(Data entries)
______________________________
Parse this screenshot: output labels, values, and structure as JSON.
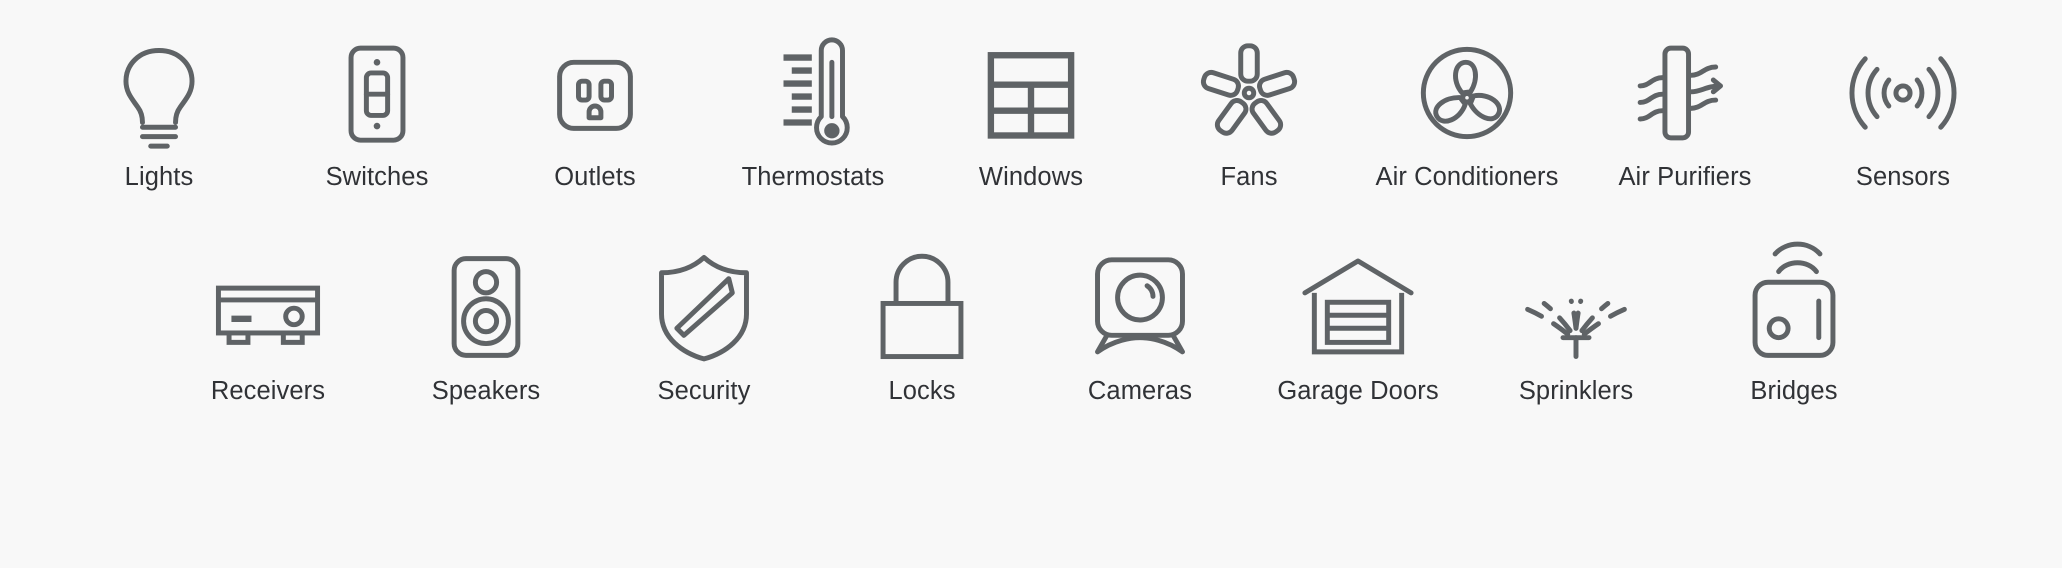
{
  "page": {
    "background_color": "#f8f8f8",
    "icon_stroke_color": "#5f6366",
    "label_color": "#303236"
  },
  "rows": [
    {
      "id": "row-devices-primary",
      "items": [
        {
          "label": "Lights",
          "icon": "light-bulb-icon"
        },
        {
          "label": "Switches",
          "icon": "light-switch-icon"
        },
        {
          "label": "Outlets",
          "icon": "power-outlet-icon"
        },
        {
          "label": "Thermostats",
          "icon": "thermometer-icon"
        },
        {
          "label": "Windows",
          "icon": "window-icon"
        },
        {
          "label": "Fans",
          "icon": "ceiling-fan-icon"
        },
        {
          "label": "Air Conditioners",
          "icon": "air-conditioner-icon"
        },
        {
          "label": "Air Purifiers",
          "icon": "air-purifier-icon"
        },
        {
          "label": "Sensors",
          "icon": "sensor-waves-icon"
        }
      ]
    },
    {
      "id": "row-devices-secondary",
      "items": [
        {
          "label": "Receivers",
          "icon": "av-receiver-icon"
        },
        {
          "label": "Speakers",
          "icon": "speaker-icon"
        },
        {
          "label": "Security",
          "icon": "shield-icon"
        },
        {
          "label": "Locks",
          "icon": "padlock-icon"
        },
        {
          "label": "Cameras",
          "icon": "camera-icon"
        },
        {
          "label": "Garage Doors",
          "icon": "garage-door-icon"
        },
        {
          "label": "Sprinklers",
          "icon": "sprinkler-icon"
        },
        {
          "label": "Bridges",
          "icon": "bridge-hub-icon"
        }
      ]
    }
  ]
}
______________________________
* YOUR INSTRUCTIONS
Every entry above is to be set down exactly; the pictures are to be left out.

* EXERCISE ANSWER
Parse this screenshot: output labels, values, and structure as JSON.
{
  "page": {
    "background_color": "#f8f8f8",
    "icon_stroke_color": "#5f6366",
    "label_color": "#303236"
  },
  "rows": [
    {
      "id": "row-devices-primary",
      "items": [
        {
          "label": "Lights",
          "icon": "light-bulb-icon"
        },
        {
          "label": "Switches",
          "icon": "light-switch-icon"
        },
        {
          "label": "Outlets",
          "icon": "power-outlet-icon"
        },
        {
          "label": "Thermostats",
          "icon": "thermometer-icon"
        },
        {
          "label": "Windows",
          "icon": "window-icon"
        },
        {
          "label": "Fans",
          "icon": "ceiling-fan-icon"
        },
        {
          "label": "Air Conditioners",
          "icon": "air-conditioner-icon"
        },
        {
          "label": "Air Purifiers",
          "icon": "air-purifier-icon"
        },
        {
          "label": "Sensors",
          "icon": "sensor-waves-icon"
        }
      ]
    },
    {
      "id": "row-devices-secondary",
      "items": [
        {
          "label": "Receivers",
          "icon": "av-receiver-icon"
        },
        {
          "label": "Speakers",
          "icon": "speaker-icon"
        },
        {
          "label": "Security",
          "icon": "shield-icon"
        },
        {
          "label": "Locks",
          "icon": "padlock-icon"
        },
        {
          "label": "Cameras",
          "icon": "camera-icon"
        },
        {
          "label": "Garage Doors",
          "icon": "garage-door-icon"
        },
        {
          "label": "Sprinklers",
          "icon": "sprinkler-icon"
        },
        {
          "label": "Bridges",
          "icon": "bridge-hub-icon"
        }
      ]
    }
  ]
}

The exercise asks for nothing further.